** Opening Excerpt block **

Some previous studies reported the efficacy of DQS in SCL-related dry eye [24, 25], showing that DQS instillation significantly improved BUT, corneal and conjunctival staining scores, and subjective symptoms. The results were very similar to the findings of this study in terms of the improvements in corneal and conjunctival staining scores and subjective symptoms. However, the previous studies merely evaluated the drug efficacy compared to the pre-treatment conditions, and did not set up a control drug. In contrast, AT was employed as a control drug in this study, and this comparative setting proved the predominance of DQS for the treatment of SCL-related dry eye. This is the first study to show the superiority of DQS over a positive control.

** Closing Excerpt block **
** Opening The data block **

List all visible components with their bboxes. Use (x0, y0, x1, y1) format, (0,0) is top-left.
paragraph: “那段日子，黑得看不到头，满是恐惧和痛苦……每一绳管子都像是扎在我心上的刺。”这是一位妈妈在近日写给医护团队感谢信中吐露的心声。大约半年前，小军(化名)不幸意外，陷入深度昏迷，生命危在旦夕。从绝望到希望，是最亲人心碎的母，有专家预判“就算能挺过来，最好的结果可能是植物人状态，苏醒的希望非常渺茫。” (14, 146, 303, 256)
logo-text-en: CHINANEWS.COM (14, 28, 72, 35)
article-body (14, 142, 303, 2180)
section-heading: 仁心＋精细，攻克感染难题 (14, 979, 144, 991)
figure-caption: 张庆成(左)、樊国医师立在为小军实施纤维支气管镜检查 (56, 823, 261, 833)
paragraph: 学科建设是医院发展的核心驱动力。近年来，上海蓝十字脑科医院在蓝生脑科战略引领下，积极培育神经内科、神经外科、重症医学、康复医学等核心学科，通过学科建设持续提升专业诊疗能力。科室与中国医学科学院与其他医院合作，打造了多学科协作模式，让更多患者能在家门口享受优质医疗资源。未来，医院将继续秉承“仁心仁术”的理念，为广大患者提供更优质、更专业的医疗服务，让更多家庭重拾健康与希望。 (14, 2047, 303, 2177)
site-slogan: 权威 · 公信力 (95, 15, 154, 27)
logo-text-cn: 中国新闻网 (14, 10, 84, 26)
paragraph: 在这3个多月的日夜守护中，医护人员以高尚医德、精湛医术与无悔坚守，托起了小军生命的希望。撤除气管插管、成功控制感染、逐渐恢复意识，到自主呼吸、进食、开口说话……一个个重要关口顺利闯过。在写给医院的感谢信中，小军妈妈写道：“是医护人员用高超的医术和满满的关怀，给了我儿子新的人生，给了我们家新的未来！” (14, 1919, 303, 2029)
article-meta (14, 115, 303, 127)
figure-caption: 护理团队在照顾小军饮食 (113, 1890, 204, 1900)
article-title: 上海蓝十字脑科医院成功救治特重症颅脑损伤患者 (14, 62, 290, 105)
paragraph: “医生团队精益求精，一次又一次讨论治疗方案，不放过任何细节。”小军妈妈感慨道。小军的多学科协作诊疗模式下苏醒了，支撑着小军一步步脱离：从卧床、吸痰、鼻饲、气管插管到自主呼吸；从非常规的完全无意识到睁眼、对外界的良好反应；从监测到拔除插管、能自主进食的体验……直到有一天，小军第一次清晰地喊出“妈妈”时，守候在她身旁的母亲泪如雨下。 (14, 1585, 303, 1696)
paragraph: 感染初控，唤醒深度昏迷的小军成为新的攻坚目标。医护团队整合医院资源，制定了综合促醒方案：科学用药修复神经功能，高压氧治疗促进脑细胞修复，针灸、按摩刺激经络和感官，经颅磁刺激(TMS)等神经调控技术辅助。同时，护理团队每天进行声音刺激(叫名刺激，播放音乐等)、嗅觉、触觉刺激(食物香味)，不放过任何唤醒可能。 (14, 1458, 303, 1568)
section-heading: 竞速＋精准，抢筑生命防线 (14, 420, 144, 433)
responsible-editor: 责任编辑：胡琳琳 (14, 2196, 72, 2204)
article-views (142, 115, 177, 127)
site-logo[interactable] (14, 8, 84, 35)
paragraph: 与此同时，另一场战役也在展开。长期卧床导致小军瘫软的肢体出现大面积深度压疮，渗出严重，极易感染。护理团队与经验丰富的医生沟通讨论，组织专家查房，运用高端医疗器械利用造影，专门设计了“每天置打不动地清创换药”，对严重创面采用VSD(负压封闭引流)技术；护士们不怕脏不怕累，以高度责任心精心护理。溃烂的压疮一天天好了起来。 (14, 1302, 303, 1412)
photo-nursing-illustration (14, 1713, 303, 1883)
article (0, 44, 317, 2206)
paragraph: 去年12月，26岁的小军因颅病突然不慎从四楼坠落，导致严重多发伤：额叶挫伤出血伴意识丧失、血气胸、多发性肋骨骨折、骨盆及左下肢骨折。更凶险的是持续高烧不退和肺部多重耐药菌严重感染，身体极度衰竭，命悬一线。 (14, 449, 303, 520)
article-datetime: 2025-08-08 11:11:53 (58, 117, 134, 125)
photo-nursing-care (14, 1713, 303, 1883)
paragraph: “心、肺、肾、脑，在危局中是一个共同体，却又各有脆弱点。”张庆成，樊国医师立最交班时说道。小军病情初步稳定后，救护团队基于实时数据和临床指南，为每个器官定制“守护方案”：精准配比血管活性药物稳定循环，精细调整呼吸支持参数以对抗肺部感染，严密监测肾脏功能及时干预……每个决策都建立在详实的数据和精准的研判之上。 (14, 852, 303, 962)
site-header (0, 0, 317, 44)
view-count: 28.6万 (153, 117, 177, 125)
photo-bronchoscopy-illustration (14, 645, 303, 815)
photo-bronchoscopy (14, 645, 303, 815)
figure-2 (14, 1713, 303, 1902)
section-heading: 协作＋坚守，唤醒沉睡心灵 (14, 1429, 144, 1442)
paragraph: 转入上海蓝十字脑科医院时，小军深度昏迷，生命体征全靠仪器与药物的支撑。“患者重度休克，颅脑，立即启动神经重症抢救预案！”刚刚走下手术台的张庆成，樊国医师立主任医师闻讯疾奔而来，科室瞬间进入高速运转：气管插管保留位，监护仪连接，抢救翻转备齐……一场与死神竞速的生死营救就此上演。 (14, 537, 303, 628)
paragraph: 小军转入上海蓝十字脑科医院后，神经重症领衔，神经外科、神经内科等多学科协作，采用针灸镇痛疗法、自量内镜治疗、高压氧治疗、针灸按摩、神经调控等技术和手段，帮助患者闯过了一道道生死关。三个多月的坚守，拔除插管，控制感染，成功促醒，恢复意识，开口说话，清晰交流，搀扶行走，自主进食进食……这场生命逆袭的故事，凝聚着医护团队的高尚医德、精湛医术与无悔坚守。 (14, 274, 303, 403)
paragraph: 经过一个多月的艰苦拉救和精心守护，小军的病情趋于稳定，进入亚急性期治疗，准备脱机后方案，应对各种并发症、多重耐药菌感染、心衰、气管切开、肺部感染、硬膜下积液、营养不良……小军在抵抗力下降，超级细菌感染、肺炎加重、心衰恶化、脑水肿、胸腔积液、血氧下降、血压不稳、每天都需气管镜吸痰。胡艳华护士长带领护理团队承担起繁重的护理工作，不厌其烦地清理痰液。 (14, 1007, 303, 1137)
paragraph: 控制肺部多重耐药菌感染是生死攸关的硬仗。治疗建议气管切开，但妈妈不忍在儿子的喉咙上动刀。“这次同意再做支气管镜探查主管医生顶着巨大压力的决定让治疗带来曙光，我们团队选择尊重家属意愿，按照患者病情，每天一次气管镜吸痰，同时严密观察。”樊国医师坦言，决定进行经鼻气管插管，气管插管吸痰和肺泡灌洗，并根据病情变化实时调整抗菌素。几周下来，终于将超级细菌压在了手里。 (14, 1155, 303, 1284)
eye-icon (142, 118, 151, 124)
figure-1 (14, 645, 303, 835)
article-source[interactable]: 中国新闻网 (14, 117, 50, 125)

** Closing The data block **

# Problems to work on:
1/ Reproduce the dry eye passage word for word, beginning at the words "Some previous studies" and stopping after the words "a positive control.".
2/ Carry the dry eye passage forward, picking up after its last sentence.

# Task-by-task answers:
1/
Some previous studies reported the efficacy of DQS in SCL-related dry eye [24, 25], showing that DQS instillation significantly improved BUT, corneal and conjunctival staining scores, and subjective symptoms. The results were very similar to the findings of this study in terms of the improvements in corneal and conjunctival staining scores and subjective symptoms. However, the previous studies merely evaluated the drug efficacy compared to the pre-treatment conditions, and did not set up a control drug. In contrast, AT was employed as a control drug in this study, and this comparative setting proved the predominance of DQS for the treatment of SCL-related dry eye. This is the first study to show the superiority of DQS over a positive control.

2/
This study included contrast sensitivity testing as a QOV evaluation. The tear film is unstable in patients with dry eye, which considerably affects the optical quality of the eye [40]. Koh et al. reported significant increases in ocular higher-order aberrations in patients with dry eye [40]. The same research group also clarified that long-term use of DQS significantly reduced ocular higher-order aberrations in patients with dry eye [41]. However, the effect of DQS on contrast sensitivity has not been investigated so far. This study revealed for the first time that treatment with DQS for more than 4 weeks significantly improved contrast sensitivity function; and the improvement was better than that of AT, especially at higher spatial frequencies such as 12 and 18 cpd. It has been reported that contrast sensitivity significantly decreases from middle to high spatial frequencies when pre-CL tear film dried and broke up [14]. Once again, DQS stimulates not only water but also mucin secretion [18, 19], increased biomarkers of membrane-associated mucin [24], and improved epithelial wettability [37]. It has been reported that DQS accumulated both pre- and post-CL tear fluid [39]. Thus, it is considered that the use of DQS recovered the stability of pre- and post-SCL tear film, improved SCL fitting, and eventually improved contrast sensitivity in this study. As high spatial frequencies of contrast sensitivity closely influence reading capabilities and finer resolution tasks [42], it is very likely that DQS improves such tasks. Further studies should be conducted to confirm these effects of DQS by assessing the reading speed.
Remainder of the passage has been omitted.